● **Collected data**:

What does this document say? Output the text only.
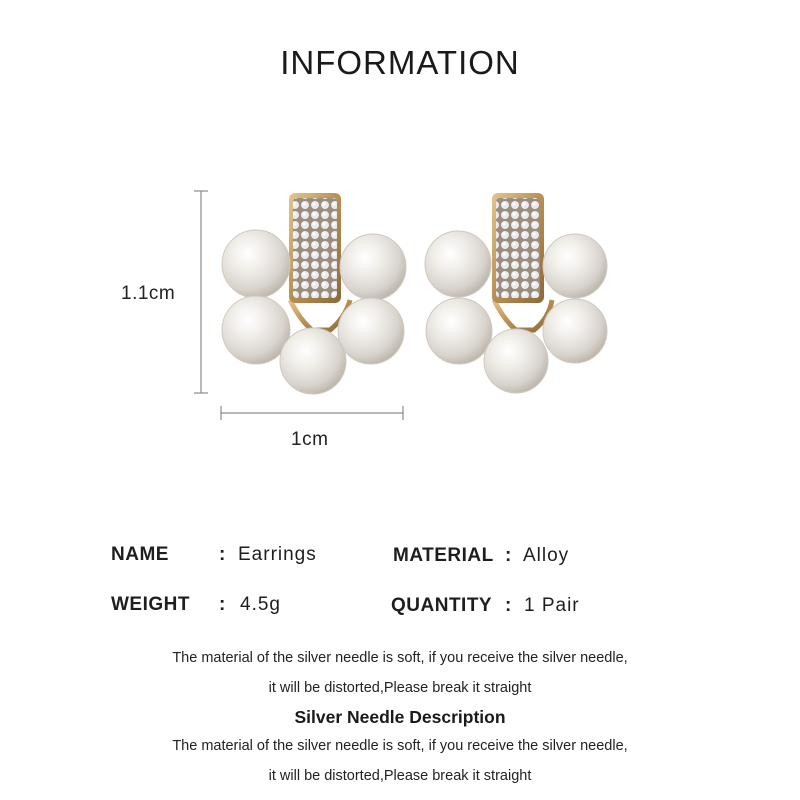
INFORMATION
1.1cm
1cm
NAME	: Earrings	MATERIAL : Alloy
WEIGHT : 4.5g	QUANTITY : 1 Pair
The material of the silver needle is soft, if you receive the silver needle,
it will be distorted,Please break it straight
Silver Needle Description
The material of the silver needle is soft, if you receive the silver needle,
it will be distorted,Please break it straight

● **WHAT IS ASKED**:
Retype the whole listing exactly and leave the pictures out.

● **TASK SOLUTION**:
What does this document say? Output the text only.
INFORMATION
1.1cm
1cm
NAME	: Earrings	MATERIAL : Alloy
WEIGHT : 4.5g	QUANTITY : 1 Pair
The material of the silver needle is soft, if you receive the silver needle,
it will be distorted,Please break it straight
Silver Needle Description
The material of the silver needle is soft, if you receive the silver needle,
it will be distorted,Please break it straight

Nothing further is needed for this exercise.